# Preferred POE



## shelleymac (Mar 22, 2009)

This may seem like a silly question....but oh well, shall ask anyway! 

I read somewhere that the ideal port of entry when entering the US after having your visa accepted, is JFK. I can't for the life of me remember where I saw this...and upon asking over the phone at the Embassy, the guy said that there was no preference and that all POE's adhere to the same rules and regulations. While I obviously believe this to be true....I still have this nagging feeling about what I read. It was along the lines of....JFK is the preferred POE as once in the US, having entered at any other port there is a different method of continuing your application.

This may all seem a little jumbled up....and that's how it appears in my head.  Hence the reason I thought I'd ask and see if anyone can shed any light.

Thanks in advance.


----------



## Fatbrit (May 8, 2008)

JFK are the port of choice for poor K1 visa holders. The reason is that they are the only port who consistently provide proof (in the form of a stamp) of your permission to work for the first 90 days.


----------



## shelleymac (Mar 22, 2009)

I am on a K1 visa. So, if I wanted to work within those 90 days, I would have to go through JFK, and if not....just carrying on my application as usual once I get there and working after the 90 days....it does not matter where I enter the US?


----------



## twostep (Apr 3, 2008)

shelleymac said:


> I am on a K1 visa. So, if I wanted to work within those 90 days, I would have to go through JFK, and if not....just carrying on my application as usual once I get there and working after the 90 days....it does not matter where I enter the US?


Absolutly not. Good Luck!


----------



## Fatbrit (May 8, 2008)

shelleymac said:


> I am on a K1 visa. So, if I wanted to work within those 90 days, I would have to go through JFK, and if not....just carrying on my application as usual once I get there and working after the 90 days....it does not matter where I enter the US?


Welcome to the insanity of the K1. You are work authorized for the first 90 days. However, the only way you can prove this is with a specific stamp in your passport, and the only POE that is regularly known to give this stamp is JFK.

Make sure you get married early and submit your documents quickly if continuity of work is important to you. You are not authorized after the 90 day period until your EAD and/or green card arrives.


----------



## shelleymac (Mar 22, 2009)

Eugh. Well yes, thank you for certainly clearing that up anyway. We've been getting a few conflicting instructions, so it's nice to hear it properly. Well yes.....that all seems rather silly, but oh well, what else can I do? Will submit things quickly though, would like to work as soon as I can really. Well, once I have my daughter settled in and what not. Maybe just pick up something voluntarily till I can work properly. Thanks again to you all for your help.


----------

▸ **Recorded data**:
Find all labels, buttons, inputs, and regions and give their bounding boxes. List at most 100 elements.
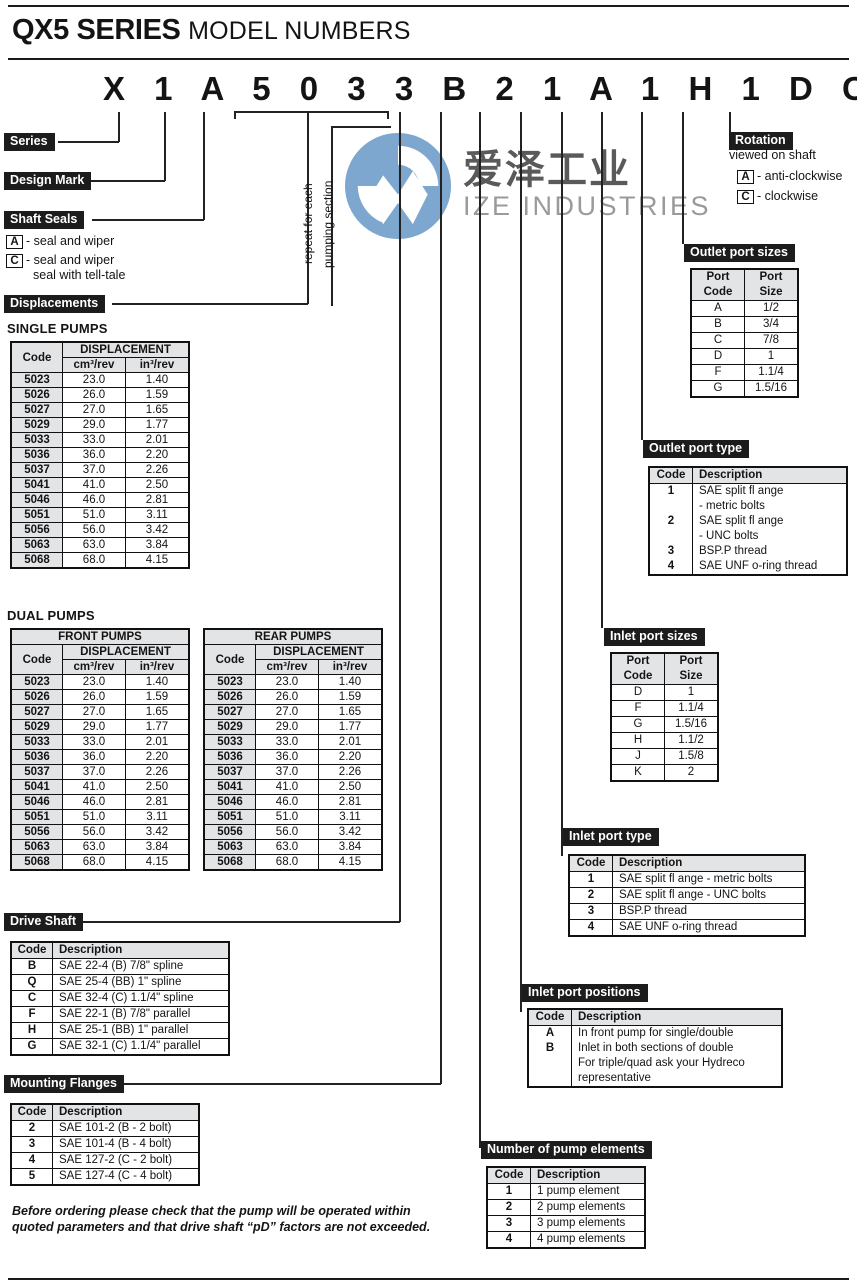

▸ **Requirement**:
Transcribe a passage from the forum thread on K1 visa ports of entry, beginning at the words "JFK are the" and stopping after "work for the first 90 days.". The data plays no part here.

▸ **Worked solution**:
JFK are the port of choice for poor K1 visa holders. The reason is that they are the only port who consistently provide proof (in the form of a stamp) of your permission to work for the first 90 days.